* begin Raw records *
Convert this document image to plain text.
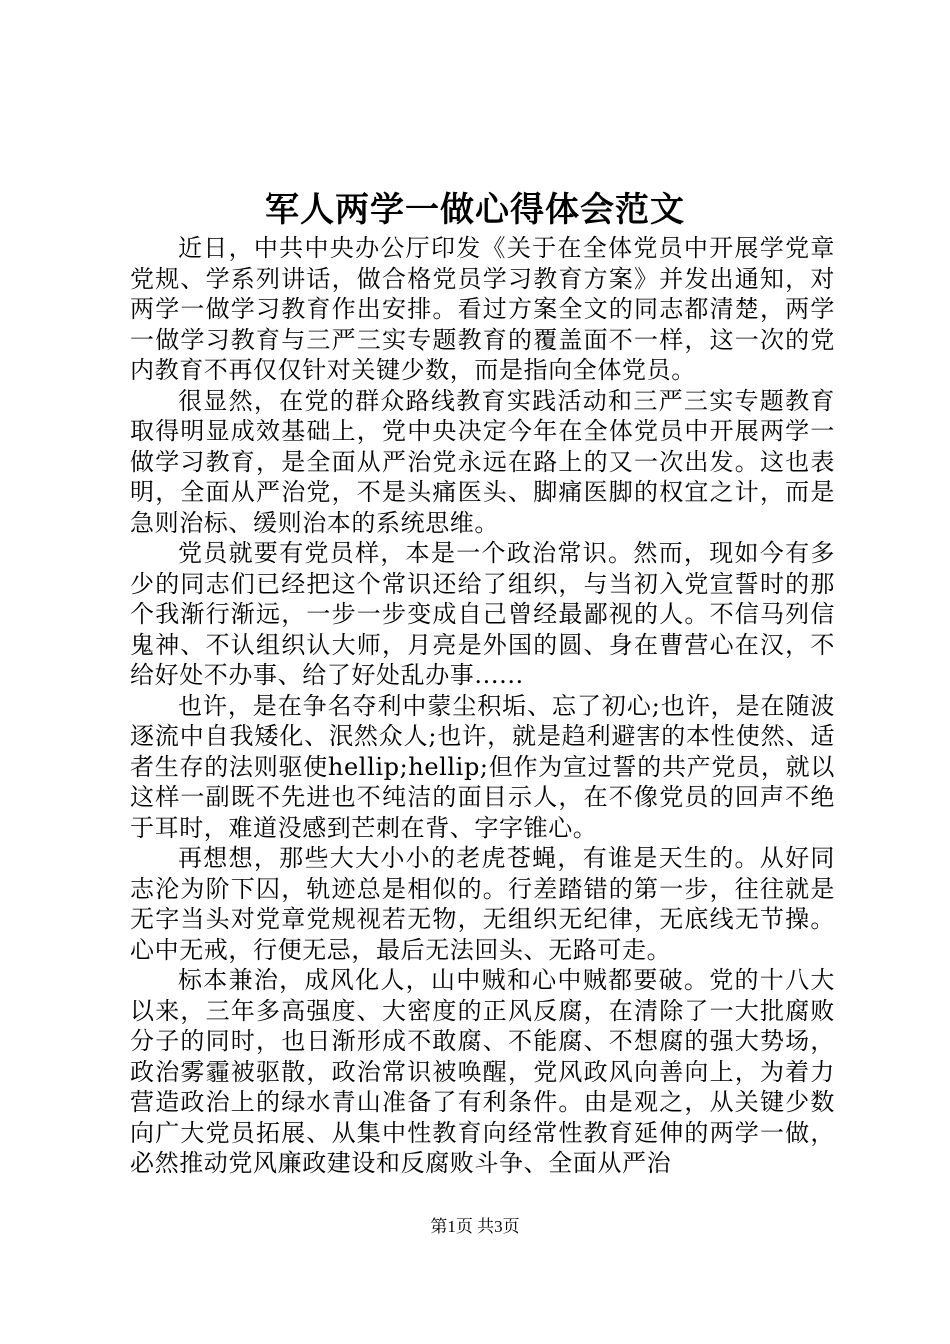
军人两学一做心得体会范文

近日，中共中央办公厅印发《关于在全体党员中开展学党章党规、学系列讲话，做合格党员学习教育方案》并发出通知，对两学一做学习教育作出安排。看过方案全文的同志都清楚，两学一做学习教育与三严三实专题教育的覆盖面不一样，这一次的党内教育不再仅仅针对关键少数，而是指向全体党员。

很显然，在党的群众路线教育实践活动和三严三实专题教育取得明显成效基础上，党中央决定今年在全体党员中开展两学一做学习教育，是全面从严治党永远在路上的又一次出发。这也表明，全面从严治党，不是头痛医头、脚痛医脚的权宜之计，而是急则治标、缓则治本的系统思维。

党员就要有党员样，本是一个政治常识。然而，现如今有多少的同志们已经把这个常识还给了组织，与当初入党宣誓时的那个我渐行渐远，一步一步变成自己曾经最鄙视的人。不信马列信鬼神、不认组织认大师，月亮是外国的圆、身在曹营心在汉，不给好处不办事、给了好处乱办事......

也许，是在争名夺利中蒙尘积垢、忘了初心;也许，是在随波逐流中自我矮化、泯然众人;也许，就是趋利避害的本性使然、适者生存的法则驱使hellip;hellip;但作为宣过誓的共产党员，就以这样一副既不先进也不纯洁的面目示人，在不像党员的回声不绝于耳时，难道没感到芒刺在背、字字锥心。

再想想，那些大大小小的老虎苍蝇，有谁是天生的。从好同志沦为阶下囚，轨迹总是相似的。行差踏错的第一步，往往就是无字当头对党章党规视若无物，无组织无纪律，无底线无节操。心中无戒，行便无忌，最后无法回头、无路可走。

标本兼治，成风化人，山中贼和心中贼都要破。党的十八大以来，三年多高强度、大密度的正风反腐，在清除了一大批腐败分子的同时，也日渐形成不敢腐、不能腐、不想腐的强大势场，政治雾霾被驱散，政治常识被唤醒，党风政风向善向上，为着力营造政治上的绿水青山准备了有利条件。由是观之，从关键少数向广大党员拓展、从集中性教育向经常性教育延伸的两学一做，必然推动党风廉政建设和反腐败斗争、全面从严治

第1页 共3页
* end Raw records *
◆ Instruction ◆
Pictures stay out; repeat all the rest of the records exactly.

◆ The output ◆
Convert this document image to plain text.
军人两学一做心得体会范文

近日，中共中央办公厅印发《关于在全体党员中开展学党章党规、学系列讲话，做合格党员学习教育方案》并发出通知，对两学一做学习教育作出安排。看过方案全文的同志都清楚，两学一做学习教育与三严三实专题教育的覆盖面不一样，这一次的党内教育不再仅仅针对关键少数，而是指向全体党员。

很显然，在党的群众路线教育实践活动和三严三实专题教育取得明显成效基础上，党中央决定今年在全体党员中开展两学一做学习教育，是全面从严治党永远在路上的又一次出发。这也表明，全面从严治党，不是头痛医头、脚痛医脚的权宜之计，而是急则治标、缓则治本的系统思维。

党员就要有党员样，本是一个政治常识。然而，现如今有多少的同志们已经把这个常识还给了组织，与当初入党宣誓时的那个我渐行渐远，一步一步变成自己曾经最鄙视的人。不信马列信鬼神、不认组织认大师，月亮是外国的圆、身在曹营心在汉，不给好处不办事、给了好处乱办事......

也许，是在争名夺利中蒙尘积垢、忘了初心;也许，是在随波逐流中自我矮化、泯然众人;也许，就是趋利避害的本性使然、适者生存的法则驱使hellip;hellip;但作为宣过誓的共产党员，就以这样一副既不先进也不纯洁的面目示人，在不像党员的回声不绝于耳时，难道没感到芒刺在背、字字锥心。

再想想，那些大大小小的老虎苍蝇，有谁是天生的。从好同志沦为阶下囚，轨迹总是相似的。行差踏错的第一步，往往就是无字当头对党章党规视若无物，无组织无纪律，无底线无节操。心中无戒，行便无忌，最后无法回头、无路可走。

标本兼治，成风化人，山中贼和心中贼都要破。党的十八大以来，三年多高强度、大密度的正风反腐，在清除了一大批腐败分子的同时，也日渐形成不敢腐、不能腐、不想腐的强大势场，政治雾霾被驱散，政治常识被唤醒，党风政风向善向上，为着力营造政治上的绿水青山准备了有利条件。由是观之，从关键少数向广大党员拓展、从集中性教育向经常性教育延伸的两学一做，必然推动党风廉政建设和反腐败斗争、全面从严治

第1页 共3页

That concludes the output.